Exercise material.
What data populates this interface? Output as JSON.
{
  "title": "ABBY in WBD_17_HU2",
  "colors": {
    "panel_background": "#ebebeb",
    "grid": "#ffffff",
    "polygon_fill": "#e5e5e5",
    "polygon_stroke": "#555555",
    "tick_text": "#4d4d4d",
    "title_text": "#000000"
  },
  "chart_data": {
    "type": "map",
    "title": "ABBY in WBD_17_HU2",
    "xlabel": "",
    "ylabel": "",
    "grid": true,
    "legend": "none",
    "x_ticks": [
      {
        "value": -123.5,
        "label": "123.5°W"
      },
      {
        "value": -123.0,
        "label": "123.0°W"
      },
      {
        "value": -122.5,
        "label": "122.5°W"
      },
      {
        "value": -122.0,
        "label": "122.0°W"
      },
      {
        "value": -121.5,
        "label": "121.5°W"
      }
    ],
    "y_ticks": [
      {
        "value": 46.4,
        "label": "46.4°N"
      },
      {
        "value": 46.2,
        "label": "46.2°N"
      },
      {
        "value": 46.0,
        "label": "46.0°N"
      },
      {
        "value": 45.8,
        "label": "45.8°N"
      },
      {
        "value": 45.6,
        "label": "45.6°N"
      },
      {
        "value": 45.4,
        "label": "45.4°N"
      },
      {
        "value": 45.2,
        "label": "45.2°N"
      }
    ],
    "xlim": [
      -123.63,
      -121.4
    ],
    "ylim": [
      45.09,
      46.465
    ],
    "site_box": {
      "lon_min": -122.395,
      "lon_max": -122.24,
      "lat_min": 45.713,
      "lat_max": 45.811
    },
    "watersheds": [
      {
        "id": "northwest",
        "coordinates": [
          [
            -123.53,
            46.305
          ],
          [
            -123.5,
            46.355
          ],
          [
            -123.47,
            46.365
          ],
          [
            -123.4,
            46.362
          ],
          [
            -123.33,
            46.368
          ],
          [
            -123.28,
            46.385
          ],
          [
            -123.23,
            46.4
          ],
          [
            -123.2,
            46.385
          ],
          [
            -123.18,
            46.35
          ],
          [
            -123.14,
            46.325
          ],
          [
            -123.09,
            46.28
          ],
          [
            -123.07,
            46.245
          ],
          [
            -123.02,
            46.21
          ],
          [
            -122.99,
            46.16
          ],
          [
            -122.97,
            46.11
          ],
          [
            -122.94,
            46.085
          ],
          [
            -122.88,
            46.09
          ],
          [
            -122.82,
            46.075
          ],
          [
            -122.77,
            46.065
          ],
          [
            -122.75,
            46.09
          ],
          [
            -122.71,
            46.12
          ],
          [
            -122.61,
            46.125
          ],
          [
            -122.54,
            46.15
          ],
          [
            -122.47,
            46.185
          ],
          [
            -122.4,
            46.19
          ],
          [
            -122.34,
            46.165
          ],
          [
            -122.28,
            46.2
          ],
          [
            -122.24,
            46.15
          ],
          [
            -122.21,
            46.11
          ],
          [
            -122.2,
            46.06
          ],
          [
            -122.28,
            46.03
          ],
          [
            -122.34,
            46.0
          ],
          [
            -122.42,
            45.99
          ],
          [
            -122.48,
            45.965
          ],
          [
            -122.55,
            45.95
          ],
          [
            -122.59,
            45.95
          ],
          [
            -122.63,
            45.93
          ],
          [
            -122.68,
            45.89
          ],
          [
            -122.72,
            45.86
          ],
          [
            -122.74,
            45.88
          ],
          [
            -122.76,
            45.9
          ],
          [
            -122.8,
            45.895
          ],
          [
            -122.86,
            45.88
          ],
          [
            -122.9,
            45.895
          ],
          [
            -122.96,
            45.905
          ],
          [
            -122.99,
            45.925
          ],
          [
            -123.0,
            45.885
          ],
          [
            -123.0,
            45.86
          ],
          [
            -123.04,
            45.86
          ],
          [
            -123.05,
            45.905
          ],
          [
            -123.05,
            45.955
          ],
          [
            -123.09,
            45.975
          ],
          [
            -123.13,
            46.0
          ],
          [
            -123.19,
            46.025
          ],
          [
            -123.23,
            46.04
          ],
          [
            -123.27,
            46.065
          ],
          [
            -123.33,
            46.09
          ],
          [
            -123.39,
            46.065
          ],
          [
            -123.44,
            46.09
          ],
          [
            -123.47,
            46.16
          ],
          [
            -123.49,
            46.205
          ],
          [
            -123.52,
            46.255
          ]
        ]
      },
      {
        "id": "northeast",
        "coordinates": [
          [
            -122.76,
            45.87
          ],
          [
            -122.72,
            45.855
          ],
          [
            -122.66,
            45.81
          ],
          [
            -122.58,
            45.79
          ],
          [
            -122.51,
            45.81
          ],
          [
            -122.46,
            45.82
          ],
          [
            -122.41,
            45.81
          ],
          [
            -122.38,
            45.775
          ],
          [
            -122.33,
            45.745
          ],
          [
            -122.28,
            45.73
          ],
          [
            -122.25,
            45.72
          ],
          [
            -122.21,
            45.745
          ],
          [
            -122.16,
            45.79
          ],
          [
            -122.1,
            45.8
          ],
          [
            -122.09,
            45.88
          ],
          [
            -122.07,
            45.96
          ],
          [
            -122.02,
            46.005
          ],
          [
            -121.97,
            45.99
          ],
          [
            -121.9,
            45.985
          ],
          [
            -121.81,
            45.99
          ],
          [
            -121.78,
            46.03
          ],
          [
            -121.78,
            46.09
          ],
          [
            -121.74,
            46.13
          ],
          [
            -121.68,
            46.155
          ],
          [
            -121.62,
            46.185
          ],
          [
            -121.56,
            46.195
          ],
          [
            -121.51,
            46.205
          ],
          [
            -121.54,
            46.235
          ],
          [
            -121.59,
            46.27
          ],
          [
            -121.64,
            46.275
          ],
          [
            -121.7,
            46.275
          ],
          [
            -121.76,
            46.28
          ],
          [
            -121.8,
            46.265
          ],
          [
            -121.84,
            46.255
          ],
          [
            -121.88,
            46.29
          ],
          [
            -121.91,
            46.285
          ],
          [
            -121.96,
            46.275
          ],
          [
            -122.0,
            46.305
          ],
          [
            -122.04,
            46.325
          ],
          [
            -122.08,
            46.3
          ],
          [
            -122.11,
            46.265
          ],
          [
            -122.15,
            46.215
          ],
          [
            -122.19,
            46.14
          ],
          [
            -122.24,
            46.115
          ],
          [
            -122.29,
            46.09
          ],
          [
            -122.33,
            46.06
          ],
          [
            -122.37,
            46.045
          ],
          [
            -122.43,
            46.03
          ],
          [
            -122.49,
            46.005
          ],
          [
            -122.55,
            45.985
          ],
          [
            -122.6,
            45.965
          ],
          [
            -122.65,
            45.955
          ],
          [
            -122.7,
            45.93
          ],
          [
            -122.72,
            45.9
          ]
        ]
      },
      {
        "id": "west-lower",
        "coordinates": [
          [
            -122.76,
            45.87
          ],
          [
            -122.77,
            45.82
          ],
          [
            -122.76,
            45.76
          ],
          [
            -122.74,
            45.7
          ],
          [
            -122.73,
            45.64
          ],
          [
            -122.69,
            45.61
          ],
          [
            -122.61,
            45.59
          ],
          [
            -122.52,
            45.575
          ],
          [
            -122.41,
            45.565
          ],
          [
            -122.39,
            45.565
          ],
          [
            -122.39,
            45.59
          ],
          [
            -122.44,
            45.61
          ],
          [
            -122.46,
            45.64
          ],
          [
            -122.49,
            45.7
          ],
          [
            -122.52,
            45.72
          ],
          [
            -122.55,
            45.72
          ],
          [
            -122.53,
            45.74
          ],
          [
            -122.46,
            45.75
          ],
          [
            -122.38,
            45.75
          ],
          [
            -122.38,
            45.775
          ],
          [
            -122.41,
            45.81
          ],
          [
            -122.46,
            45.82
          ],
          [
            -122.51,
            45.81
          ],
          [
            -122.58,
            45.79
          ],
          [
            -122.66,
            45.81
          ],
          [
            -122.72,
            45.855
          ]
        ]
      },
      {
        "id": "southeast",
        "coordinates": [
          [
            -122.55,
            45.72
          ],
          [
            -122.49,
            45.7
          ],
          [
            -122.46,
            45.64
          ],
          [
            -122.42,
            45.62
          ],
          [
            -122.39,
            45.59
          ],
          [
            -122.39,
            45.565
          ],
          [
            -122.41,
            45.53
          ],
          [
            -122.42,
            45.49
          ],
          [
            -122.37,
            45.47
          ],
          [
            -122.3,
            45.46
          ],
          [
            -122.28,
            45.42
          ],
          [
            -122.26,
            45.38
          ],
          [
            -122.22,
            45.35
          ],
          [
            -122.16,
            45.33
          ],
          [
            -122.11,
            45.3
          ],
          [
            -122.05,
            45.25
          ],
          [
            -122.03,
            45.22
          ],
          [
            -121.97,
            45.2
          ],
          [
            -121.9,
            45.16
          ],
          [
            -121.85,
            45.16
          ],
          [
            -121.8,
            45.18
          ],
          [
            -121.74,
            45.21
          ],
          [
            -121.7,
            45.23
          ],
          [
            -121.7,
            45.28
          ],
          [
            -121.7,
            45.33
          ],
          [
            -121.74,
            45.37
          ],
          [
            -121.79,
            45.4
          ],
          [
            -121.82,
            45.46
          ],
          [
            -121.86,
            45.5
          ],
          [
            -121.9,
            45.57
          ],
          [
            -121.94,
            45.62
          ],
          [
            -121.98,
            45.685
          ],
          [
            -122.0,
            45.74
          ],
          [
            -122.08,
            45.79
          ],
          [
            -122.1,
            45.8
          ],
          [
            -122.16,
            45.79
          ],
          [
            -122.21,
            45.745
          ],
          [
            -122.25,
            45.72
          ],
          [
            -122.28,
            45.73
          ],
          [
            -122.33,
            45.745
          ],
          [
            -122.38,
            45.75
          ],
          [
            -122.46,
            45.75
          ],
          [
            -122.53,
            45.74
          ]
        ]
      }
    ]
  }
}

Problem description.
Copy the lines from the entries above in which the word "value" appears.

Answer to this exercise.
        "value": -123.5,
        "value": -123.0,
        "value": -122.5,
        "value": -122.0,
        "value": -121.5,
        "value": 46.4,
        "value": 46.2,
        "value": 46.0,
        "value": 45.8,
        "value": 45.6,
        "value": 45.4,
        "value": 45.2,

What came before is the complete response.